Without the pictures, write out all the lines below exactly as they appear.

>> start DATA LINES

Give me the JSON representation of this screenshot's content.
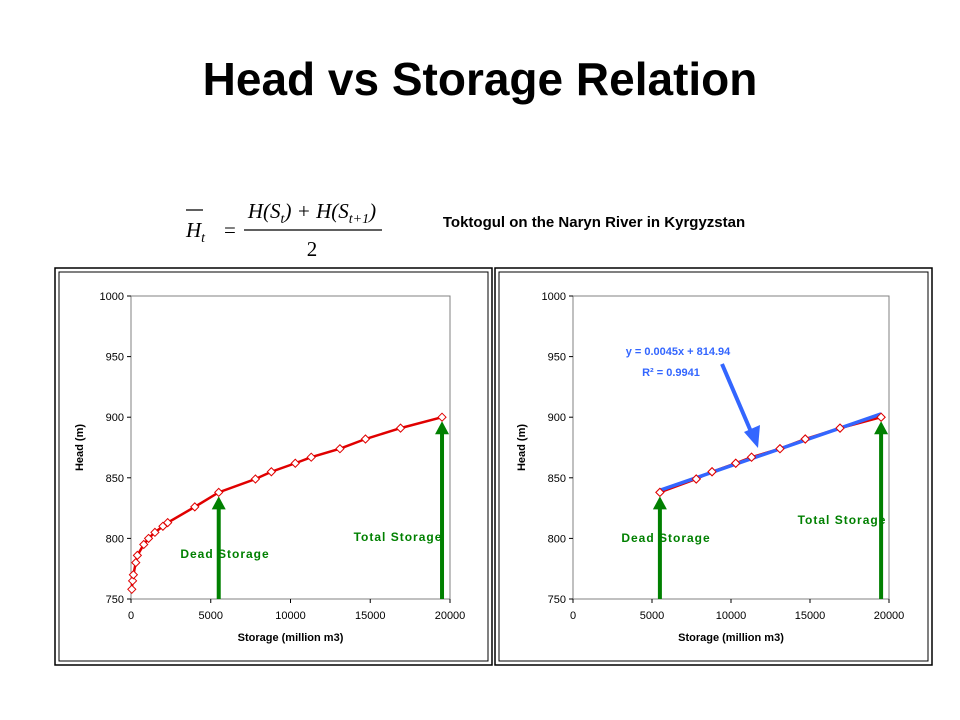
{
  "slide_title": "Head vs Storage Relation",
  "subtitle": "Toktogul on the Naryn River in Kyrgyzstan",
  "formula": {
    "lhs": "H",
    "lhs_sub": "t",
    "equals": "=",
    "numerator": [
      "H(S",
      "t",
      ") + H(S",
      "t+1",
      ")"
    ],
    "denominator": "2"
  },
  "chart_data": [
    {
      "type": "line",
      "x_label": "Storage (million m3)",
      "y_label": "Head (m)",
      "xlim": [
        0,
        20000
      ],
      "xticks": [
        0,
        5000,
        10000,
        15000,
        20000
      ],
      "ylim": [
        750,
        1000
      ],
      "yticks": [
        750,
        800,
        850,
        900,
        950,
        1000
      ],
      "series": [
        {
          "color": "#e00000",
          "x": [
            50,
            100,
            150,
            300,
            400,
            800,
            1100,
            1500,
            2000,
            2300,
            4000,
            5500,
            7800,
            8800,
            10300,
            11300,
            13100,
            14700,
            16900,
            19500
          ],
          "values": [
            758,
            765,
            770,
            780,
            786,
            795,
            800,
            805,
            810,
            813,
            826,
            838,
            849,
            855,
            862,
            867,
            874,
            882,
            891,
            900
          ]
        }
      ],
      "annotations": [
        {
          "text": "Dead Storage"
        },
        {
          "text": "Total Storage"
        }
      ]
    },
    {
      "type": "line",
      "x_label": "Storage (million m3)",
      "y_label": "Head (m)",
      "xlim": [
        0,
        20000
      ],
      "xticks": [
        0,
        5000,
        10000,
        15000,
        20000
      ],
      "ylim": [
        750,
        1000
      ],
      "yticks": [
        750,
        800,
        850,
        900,
        950,
        1000
      ],
      "series": [
        {
          "color": "#e00000",
          "x": [
            5500,
            7800,
            8800,
            10300,
            11300,
            13100,
            14700,
            16900,
            19500
          ],
          "values": [
            838,
            849,
            855,
            862,
            867,
            874,
            882,
            891,
            900
          ]
        },
        {
          "color": "#3366ff",
          "x": [
            5500,
            19500
          ],
          "values": [
            839.7,
            902.7
          ]
        }
      ],
      "annotations": [
        {
          "text": "y = 0.0045x + 814.94"
        },
        {
          "text": "R² = 0.9941"
        },
        {
          "text": "Dead Storage"
        },
        {
          "text": "Total Storage"
        }
      ]
    }
  ]
}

>> end DATA LINES

* _SOLUTION FOR THIS EXERCISE_
Give me the JSON representation of this screenshot's content.
{
  "slide_title": "Head vs Storage Relation",
  "subtitle": "Toktogul on the Naryn River in Kyrgyzstan",
  "formula": {
    "lhs": "H",
    "lhs_sub": "t",
    "equals": "=",
    "numerator": [
      "H(S",
      "t",
      ") + H(S",
      "t+1",
      ")"
    ],
    "denominator": "2"
  },
  "chart_data": [
    {
      "type": "line",
      "x_label": "Storage (million m3)",
      "y_label": "Head (m)",
      "xlim": [
        0,
        20000
      ],
      "xticks": [
        0,
        5000,
        10000,
        15000,
        20000
      ],
      "ylim": [
        750,
        1000
      ],
      "yticks": [
        750,
        800,
        850,
        900,
        950,
        1000
      ],
      "series": [
        {
          "color": "#e00000",
          "x": [
            50,
            100,
            150,
            300,
            400,
            800,
            1100,
            1500,
            2000,
            2300,
            4000,
            5500,
            7800,
            8800,
            10300,
            11300,
            13100,
            14700,
            16900,
            19500
          ],
          "values": [
            758,
            765,
            770,
            780,
            786,
            795,
            800,
            805,
            810,
            813,
            826,
            838,
            849,
            855,
            862,
            867,
            874,
            882,
            891,
            900
          ]
        }
      ],
      "annotations": [
        {
          "text": "Dead Storage"
        },
        {
          "text": "Total Storage"
        }
      ]
    },
    {
      "type": "line",
      "x_label": "Storage (million m3)",
      "y_label": "Head (m)",
      "xlim": [
        0,
        20000
      ],
      "xticks": [
        0,
        5000,
        10000,
        15000,
        20000
      ],
      "ylim": [
        750,
        1000
      ],
      "yticks": [
        750,
        800,
        850,
        900,
        950,
        1000
      ],
      "series": [
        {
          "color": "#e00000",
          "x": [
            5500,
            7800,
            8800,
            10300,
            11300,
            13100,
            14700,
            16900,
            19500
          ],
          "values": [
            838,
            849,
            855,
            862,
            867,
            874,
            882,
            891,
            900
          ]
        },
        {
          "color": "#3366ff",
          "x": [
            5500,
            19500
          ],
          "values": [
            839.7,
            902.7
          ]
        }
      ],
      "annotations": [
        {
          "text": "y = 0.0045x + 814.94"
        },
        {
          "text": "R² = 0.9941"
        },
        {
          "text": "Dead Storage"
        },
        {
          "text": "Total Storage"
        }
      ]
    }
  ]
}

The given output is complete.